Stored records
=====

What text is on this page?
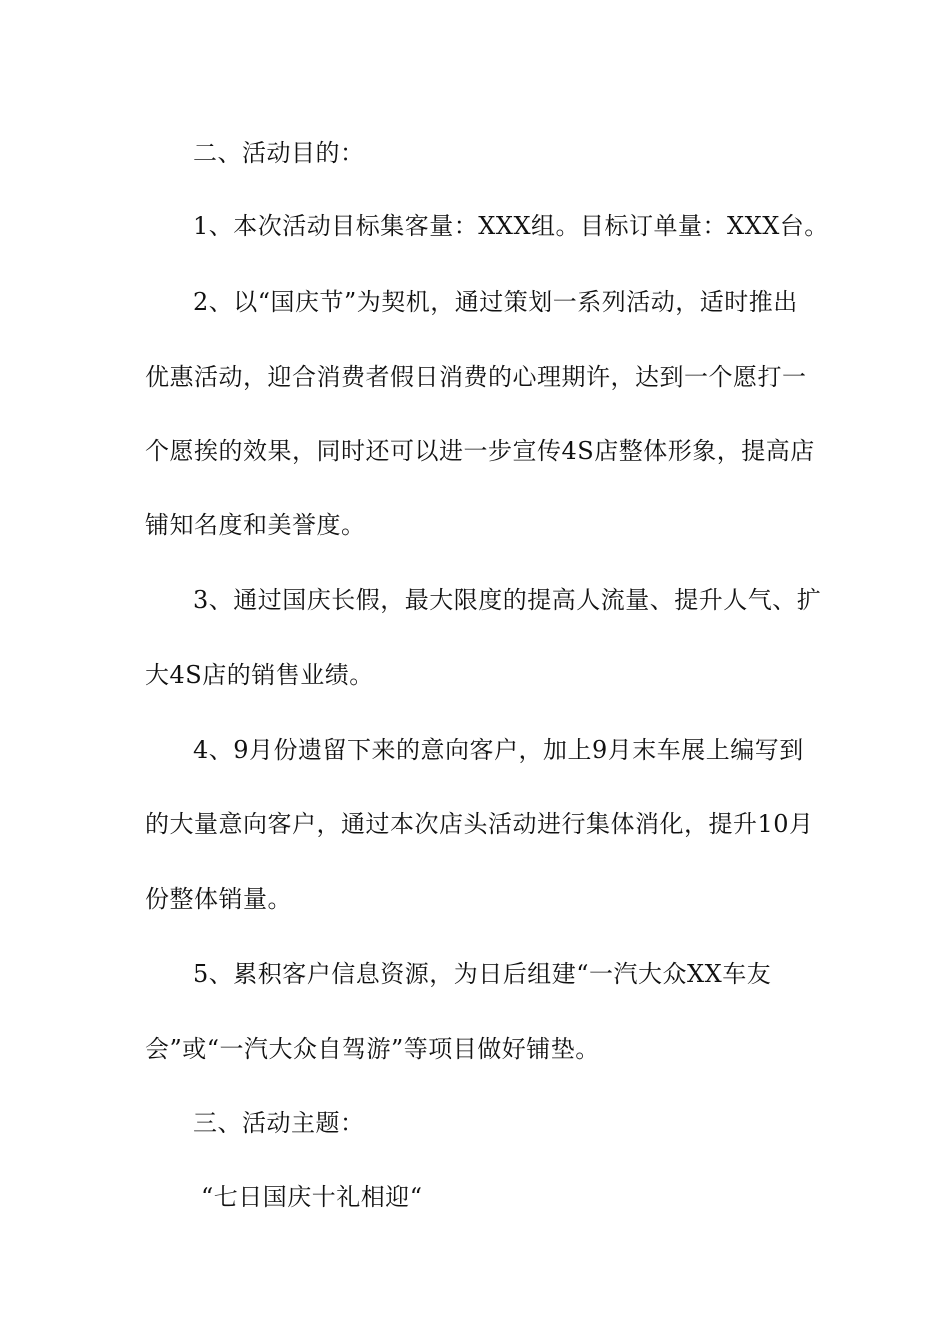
二、活动目的：
1、本次活动目标集客量：XXX组。目标订单量：XXX台。
2、以“国庆节”为契机，通过策划一系列活动，适时推出
优惠活动，迎合消费者假日消费的心理期许，达到一个愿打一
个愿挨的效果，同时还可以进一步宣传4S店整体形象，提高店
铺知名度和美誉度。
3、通过国庆长假，最大限度的提高人流量、提升人气、扩
大4S店的销售业绩。
4、9月份遗留下来的意向客户，加上9月末车展上编写到
的大量意向客户，通过本次店头活动进行集体消化，提升10月
份整体销量。
5、累积客户信息资源，为日后组建“一汽大众XX车友
会”或“一汽大众自驾游”等项目做好铺垫。
三、活动主题：
“七日国庆十礼相迎“
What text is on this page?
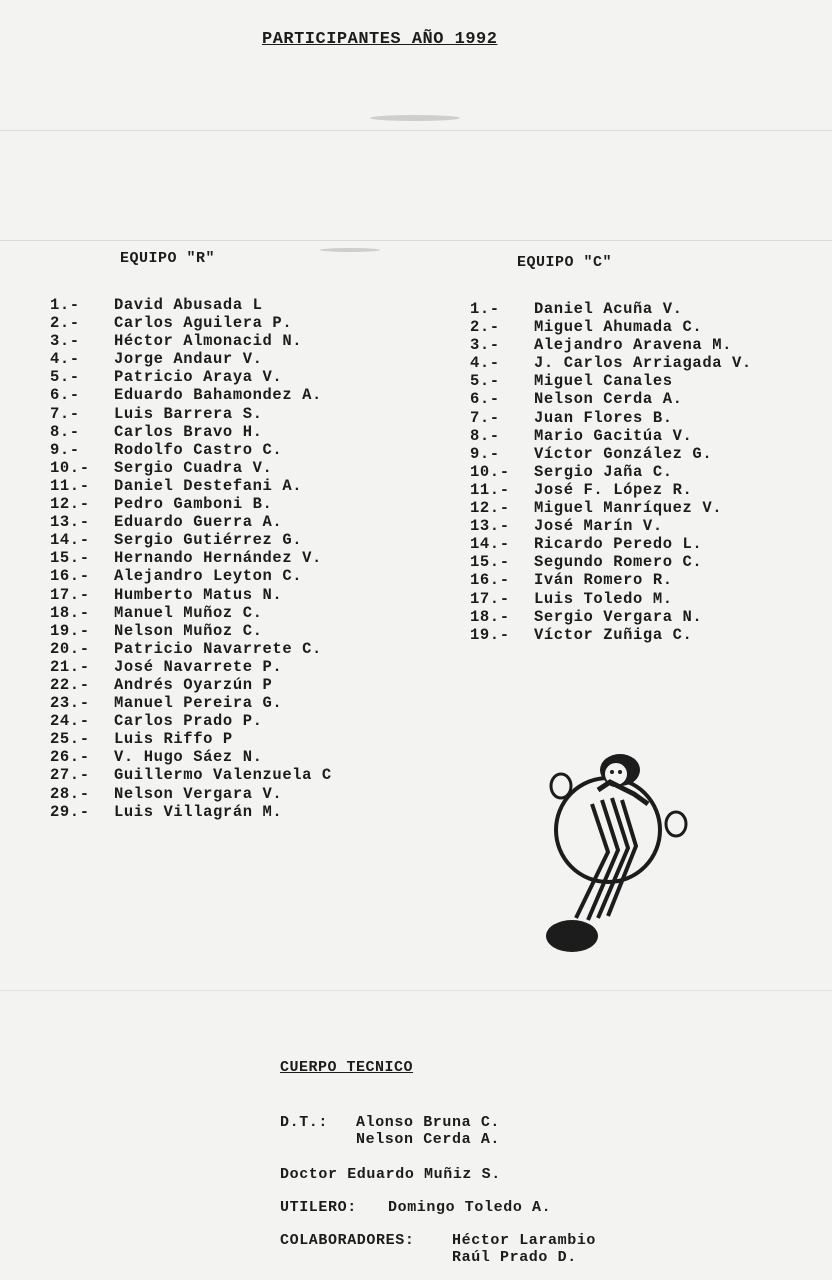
PARTICIPANTES AÑO 1992
EQUIPO "R"	EQUIPO "C"
1.- David Abusada L
2.- Carlos Aguilera P.
3.- Héctor Almonacid N.
4.- Jorge Andaur V.
5.- Patricio Araya V.
6.- Eduardo Bahamondez A.
7.- Luis Barrera S.
8.- Carlos Bravo H.
9.- Rodolfo Castro C.
10.- Sergio Cuadra V.
11.- Daniel Destefani A.
12.- Pedro Gamboni B.
13.- Eduardo Guerra A.
14.- Sergio Gutiérrez G.
15.- Hernando Hernández V.
16.- Alejandro Leyton C.
17.- Humberto Matus N.
18.- Manuel Muñoz C.
19.- Nelson Muñoz C.
20.- Patricio Navarrete C.
21.- José Navarrete P.
22.- Andrés Oyarzún P
23.- Manuel Pereira G.
24.- Carlos Prado P.
25.- Luis Riffo P
26.- V. Hugo Sáez N.
27.- Guillermo Valenzuela C
28.- Nelson Vergara V.
29.- Luis Villagrán M.
1.- Daniel Acuña V.
2.- Miguel Ahumada C.
3.- Alejandro Aravena M.
4.- J. Carlos Arriagada V.
5.- Miguel Canales
6.- Nelson Cerda A.
7.- Juan Flores B.
8.- Mario Gacitúa V.
9.- Víctor González G.
10.- Sergio Jaña C.
11.- José F. López R.
12.- Miguel Manríquez V.
13.- José Marín V.
14.- Ricardo Peredo L.
15.- Segundo Romero C.
16.- Iván Romero R.
17.- Luis Toledo M.
18.- Sergio Vergara N.
19.- Víctor Zuñiga C.
CUERPO TECNICO
D.T.: Alonso Bruna C.
Nelson Cerda A.
Doctor Eduardo Muñiz S.
UTILERO: Domingo Toledo A.
COLABORADORES:	Héctor Larambio
Raúl Prado D.
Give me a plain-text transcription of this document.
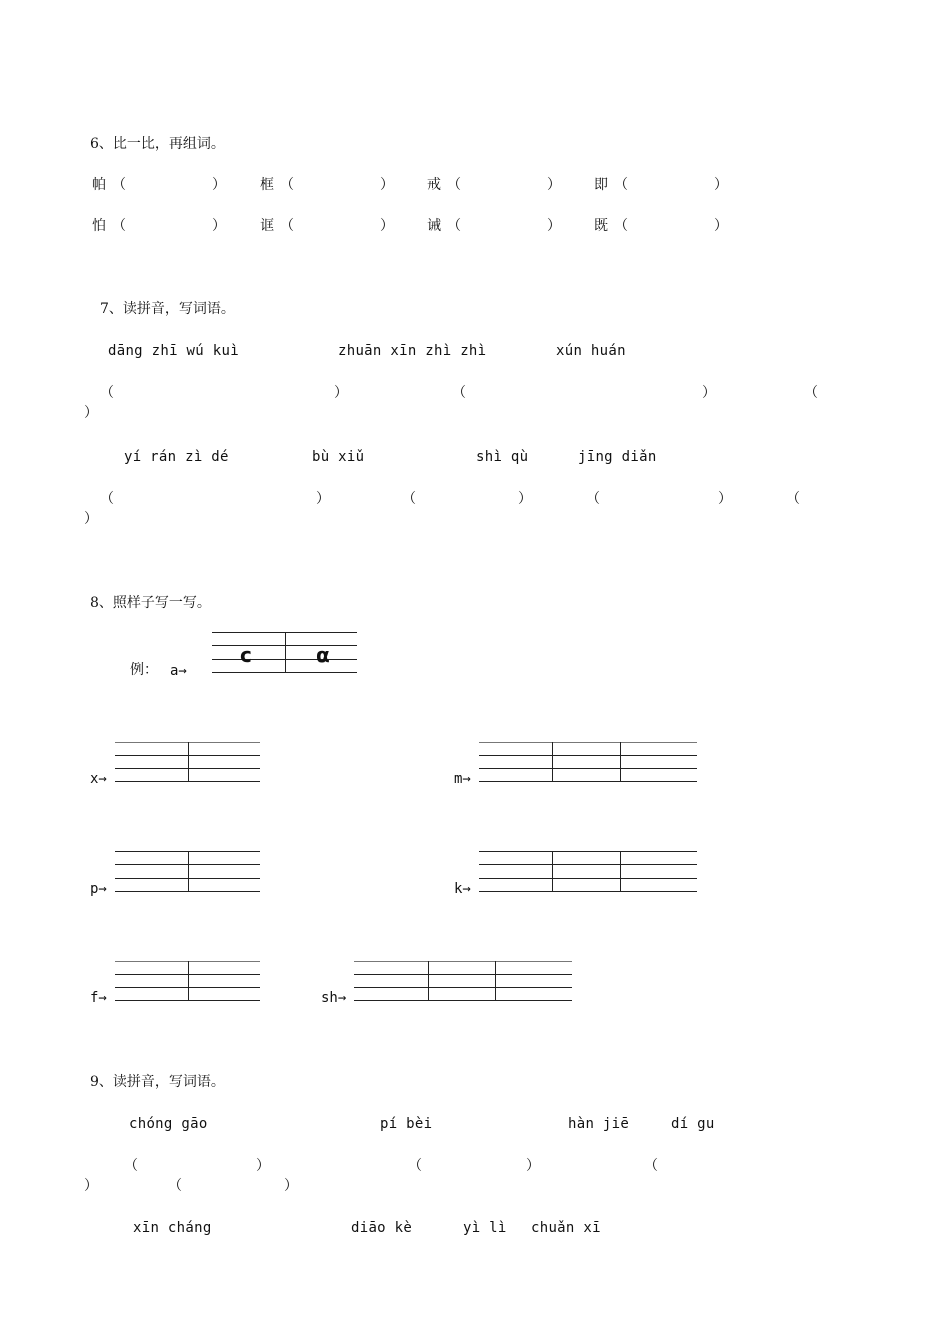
6、比一比，再组词。
帕 （	） 框 （	） 戒 （	） 即 （	）
怕 （	） 诓 （	） 诫 （	） 既 （	）
7、读拼音，写词语。
dāng zhī wú kuì	zhuān xīn zhì zhì	xún huán
（	）	（	）	（
）
yí rán zì dé	bù xiǔ	shì qù	jīng diǎn
（	）	（	）	（	）	（
）
8、照样子写一写。
例： a→
c	α
x→	m→
p→	k→
f→	sh→
9、读拼音，写词语。
chóng gāo	pí bèi	hàn jiē	dí gu
（	）	（	）	（
）	（	）
xīn cháng	diāo kè	yì lì chuǎn xī
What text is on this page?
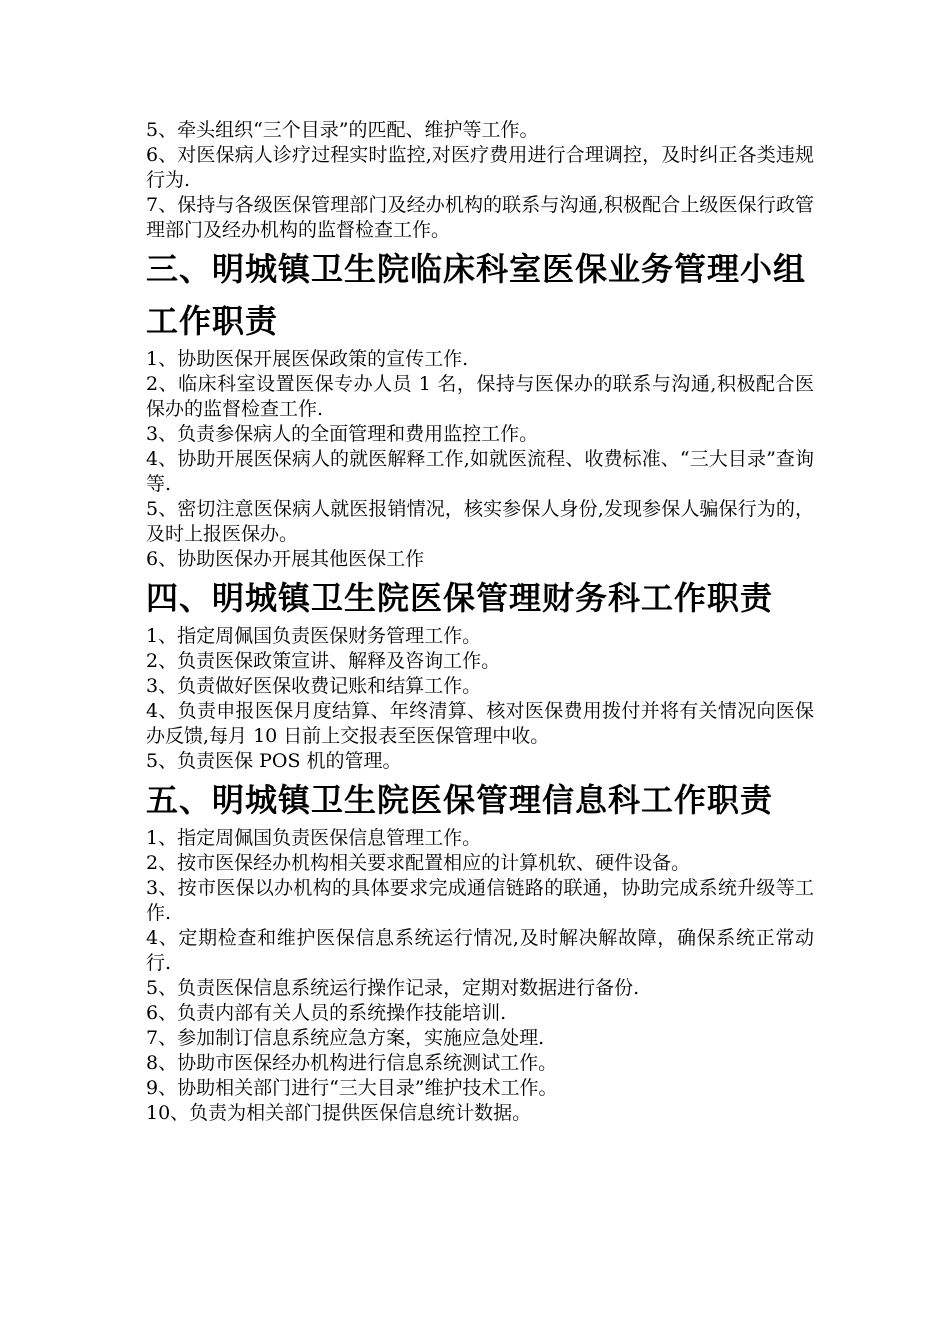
5、牵头组织“三个目录”的匹配、维护等工作。

6、对医保病人诊疗过程实时监控,对医疗费用进行合理调控，及时纠正各类违规行为.

7、保持与各级医保管理部门及经办机构的联系与沟通,积极配合上级医保行政管理部门及经办机构的监督检查工作。

三、明城镇卫生院临床科室医保业务管理小组工作职责

1、协助医保开展医保政策的宣传工作.

2、临床科室设置医保专办人员 1 名，保持与医保办的联系与沟通,积极配合医保办的监督检查工作.

3、负责参保病人的全面管理和费用监控工作。

4、协助开展医保病人的就医解释工作,如就医流程、收费标准、“三大目录”查询等.

5、密切注意医保病人就医报销情况，核实参保人身份,发现参保人骗保行为的，及时上报医保办。

6、协助医保办开展其他医保工作

四、明城镇卫生院医保管理财务科工作职责

1、指定周佩国负责医保财务管理工作。

2、负责医保政策宣讲、解释及咨询工作。

3、负责做好医保收费记账和结算工作。

4、负责申报医保月度结算、年终清算、核对医保费用拨付并将有关情况向医保办反馈,每月 10 日前上交报表至医保管理中收。

5、负责医保 POS 机的管理。

五、明城镇卫生院医保管理信息科工作职责

1、指定周佩国负责医保信息管理工作。

2、按市医保经办机构相关要求配置相应的计算机软、硬件设备。

3、按市医保以办机构的具体要求完成通信链路的联通，协助完成系统升级等工作.

4、定期检查和维护医保信息系统运行情况,及时解决解故障，确保系统正常动行.

5、负责医保信息系统运行操作记录，定期对数据进行备份.

6、负责内部有关人员的系统操作技能培训.

7、参加制订信息系统应急方案，实施应急处理.

8、协助市医保经办机构进行信息系统测试工作。

9、协助相关部门进行“三大目录”维护技术工作。

10、负责为相关部门提供医保信息统计数据。
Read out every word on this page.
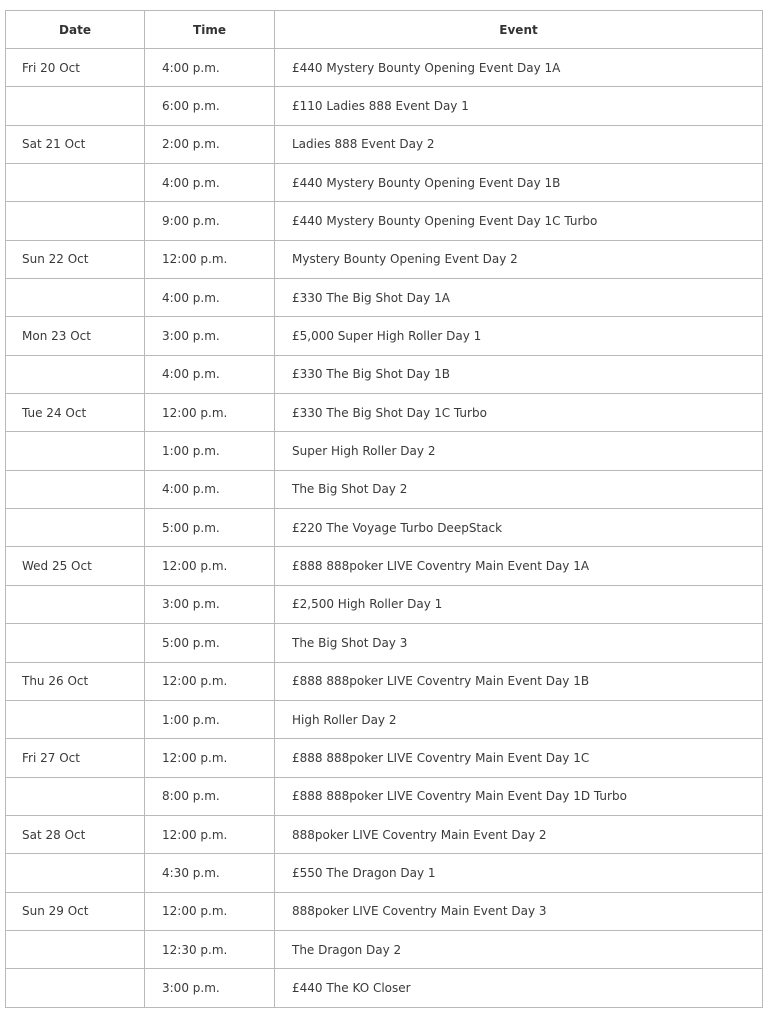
Date	Time	Event
Fri 20 Oct	4:00 p.m.	£440 Mystery Bounty Opening Event Day 1A
	6:00 p.m.	£110 Ladies 888 Event Day 1
Sat 21 Oct	2:00 p.m.	Ladies 888 Event Day 2
	4:00 p.m.	£440 Mystery Bounty Opening Event Day 1B
	9:00 p.m.	£440 Mystery Bounty Opening Event Day 1C Turbo
Sun 22 Oct	12:00 p.m.	Mystery Bounty Opening Event Day 2
	4:00 p.m.	£330 The Big Shot Day 1A
Mon 23 Oct	3:00 p.m.	£5,000 Super High Roller Day 1
	4:00 p.m.	£330 The Big Shot Day 1B
Tue 24 Oct	12:00 p.m.	£330 The Big Shot Day 1C Turbo
	1:00 p.m.	Super High Roller Day 2
	4:00 p.m.	The Big Shot Day 2
	5:00 p.m.	£220 The Voyage Turbo DeepStack
Wed 25 Oct	12:00 p.m.	£888 888poker LIVE Coventry Main Event Day 1A
	3:00 p.m.	£2,500 High Roller Day 1
	5:00 p.m.	The Big Shot Day 3
Thu 26 Oct	12:00 p.m.	£888 888poker LIVE Coventry Main Event Day 1B
	1:00 p.m.	High Roller Day 2
Fri 27 Oct	12:00 p.m.	£888 888poker LIVE Coventry Main Event Day 1C
	8:00 p.m.	£888 888poker LIVE Coventry Main Event Day 1D Turbo
Sat 28 Oct	12:00 p.m.	888poker LIVE Coventry Main Event Day 2
	4:30 p.m.	£550 The Dragon Day 1
Sun 29 Oct	12:00 p.m.	888poker LIVE Coventry Main Event Day 3
	12:30 p.m.	The Dragon Day 2
	3:00 p.m.	£440 The KO Closer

=====

> EXERCISE DESCRIPTION
Will you set down the records word for word while leaving out every picture?

> TASK OUTPUT
What text is on this page?
二、活动目的：
1、本次活动目标集客量：XXX组。目标订单量：XXX台。
2、以“国庆节”为契机，通过策划一系列活动，适时推出
优惠活动，迎合消费者假日消费的心理期许，达到一个愿打一
个愿挨的效果，同时还可以进一步宣传4S店整体形象，提高店
铺知名度和美誉度。
3、通过国庆长假，最大限度的提高人流量、提升人气、扩
大4S店的销售业绩。
4、9月份遗留下来的意向客户，加上9月末车展上编写到
的大量意向客户，通过本次店头活动进行集体消化，提升10月
份整体销量。
5、累积客户信息资源，为日后组建“一汽大众XX车友
会”或“一汽大众自驾游”等项目做好铺垫。
三、活动主题：
“七日国庆十礼相迎“
What text is on this page?
PARTICIPANTES AÑO 1992
EQUIPO "R"	EQUIPO "C"
1.- David Abusada L
2.- Carlos Aguilera P.
3.- Héctor Almonacid N.
4.- Jorge Andaur V.
5.- Patricio Araya V.
6.- Eduardo Bahamondez A.
7.- Luis Barrera S.
8.- Carlos Bravo H.
9.- Rodolfo Castro C.
10.- Sergio Cuadra V.
11.- Daniel Destefani A.
12.- Pedro Gamboni B.
13.- Eduardo Guerra A.
14.- Sergio Gutiérrez G.
15.- Hernando Hernández V.
16.- Alejandro Leyton C.
17.- Humberto Matus N.
18.- Manuel Muñoz C.
19.- Nelson Muñoz C.
20.- Patricio Navarrete C.
21.- José Navarrete P.
22.- Andrés Oyarzún P
23.- Manuel Pereira G.
24.- Carlos Prado P.
25.- Luis Riffo P
26.- V. Hugo Sáez N.
27.- Guillermo Valenzuela C
28.- Nelson Vergara V.
29.- Luis Villagrán M.
1.- Daniel Acuña V.
2.- Miguel Ahumada C.
3.- Alejandro Aravena M.
4.- J. Carlos Arriagada V.
5.- Miguel Canales
6.- Nelson Cerda A.
7.- Juan Flores B.
8.- Mario Gacitúa V.
9.- Víctor González G.
10.- Sergio Jaña C.
11.- José F. López R.
12.- Miguel Manríquez V.
13.- José Marín V.
14.- Ricardo Peredo L.
15.- Segundo Romero C.
16.- Iván Romero R.
17.- Luis Toledo M.
18.- Sergio Vergara N.
19.- Víctor Zuñiga C.
CUERPO TECNICO
D.T.: Alonso Bruna C.
Nelson Cerda A.
Doctor Eduardo Muñiz S.
UTILERO: Domingo Toledo A.
COLABORADORES:	Héctor Larambio
Raúl Prado D.
Give me a plain-text transcription of this document.
6、比一比，再组词。
帕 （	） 框 （	） 戒 （	） 即 （	）
怕 （	） 诓 （	） 诫 （	） 既 （	）
7、读拼音，写词语。
dāng zhī wú kuì	zhuān xīn zhì zhì	xún huán
（	）	（	）	（
）
yí rán zì dé	bù xiǔ	shì qù	jīng diǎn
（	）	（	）	（	）	（
）
8、照样子写一写。
例： a→
c	α
x→	m→
p→	k→
f→	sh→
9、读拼音，写词语。
chóng gāo	pí bèi	hàn jiē	dí gu
（	）	（	）	（
）	（	）
xīn cháng	diāo kè	yì lì chuǎn xī
What text is on this page?
5、牵头组织“三个目录”的匹配、维护等工作。

6、对医保病人诊疗过程实时监控,对医疗费用进行合理调控，及时纠正各类违规行为.

7、保持与各级医保管理部门及经办机构的联系与沟通,积极配合上级医保行政管理部门及经办机构的监督检查工作。

三、明城镇卫生院临床科室医保业务管理小组工作职责

1、协助医保开展医保政策的宣传工作.

2、临床科室设置医保专办人员 1 名，保持与医保办的联系与沟通,积极配合医保办的监督检查工作.

3、负责参保病人的全面管理和费用监控工作。

4、协助开展医保病人的就医解释工作,如就医流程、收费标准、“三大目录”查询等.

5、密切注意医保病人就医报销情况，核实参保人身份,发现参保人骗保行为的，及时上报医保办。

6、协助医保办开展其他医保工作

四、明城镇卫生院医保管理财务科工作职责

1、指定周佩国负责医保财务管理工作。

2、负责医保政策宣讲、解释及咨询工作。

3、负责做好医保收费记账和结算工作。

4、负责申报医保月度结算、年终清算、核对医保费用拨付并将有关情况向医保办反馈,每月 10 日前上交报表至医保管理中收。

5、负责医保 POS 机的管理。

五、明城镇卫生院医保管理信息科工作职责

1、指定周佩国负责医保信息管理工作。

2、按市医保经办机构相关要求配置相应的计算机软、硬件设备。

3、按市医保以办机构的具体要求完成通信链路的联通，协助完成系统升级等工作.

4、定期检查和维护医保信息系统运行情况,及时解决解故障，确保系统正常动行.

5、负责医保信息系统运行操作记录，定期对数据进行备份.

6、负责内部有关人员的系统操作技能培训.

7、参加制订信息系统应急方案，实施应急处理.

8、协助市医保经办机构进行信息系统测试工作。

9、协助相关部门进行“三大目录”维护技术工作。

10、负责为相关部门提供医保信息统计数据。
Read out every word on this page.
Date	Time	Event
Fri 20 Oct	4:00 p.m.	£440 Mystery Bounty Opening Event Day 1A
	6:00 p.m.	£110 Ladies 888 Event Day 1
Sat 21 Oct	2:00 p.m.	Ladies 888 Event Day 2
	4:00 p.m.	£440 Mystery Bounty Opening Event Day 1B
	9:00 p.m.	£440 Mystery Bounty Opening Event Day 1C Turbo
Sun 22 Oct	12:00 p.m.	Mystery Bounty Opening Event Day 2
	4:00 p.m.	£330 The Big Shot Day 1A
Mon 23 Oct	3:00 p.m.	£5,000 Super High Roller Day 1
	4:00 p.m.	£330 The Big Shot Day 1B
Tue 24 Oct	12:00 p.m.	£330 The Big Shot Day 1C Turbo
	1:00 p.m.	Super High Roller Day 2
	4:00 p.m.	The Big Shot Day 2
	5:00 p.m.	£220 The Voyage Turbo DeepStack
Wed 25 Oct	12:00 p.m.	£888 888poker LIVE Coventry Main Event Day 1A
	3:00 p.m.	£2,500 High Roller Day 1
	5:00 p.m.	The Big Shot Day 3
Thu 26 Oct	12:00 p.m.	£888 888poker LIVE Coventry Main Event Day 1B
	1:00 p.m.	High Roller Day 2
Fri 27 Oct	12:00 p.m.	£888 888poker LIVE Coventry Main Event Day 1C
	8:00 p.m.	£888 888poker LIVE Coventry Main Event Day 1D Turbo
Sat 28 Oct	12:00 p.m.	888poker LIVE Coventry Main Event Day 2
	4:30 p.m.	£550 The Dragon Day 1
Sun 29 Oct	12:00 p.m.	888poker LIVE Coventry Main Event Day 3
	12:30 p.m.	The Dragon Day 2
	3:00 p.m.	£440 The KO Closer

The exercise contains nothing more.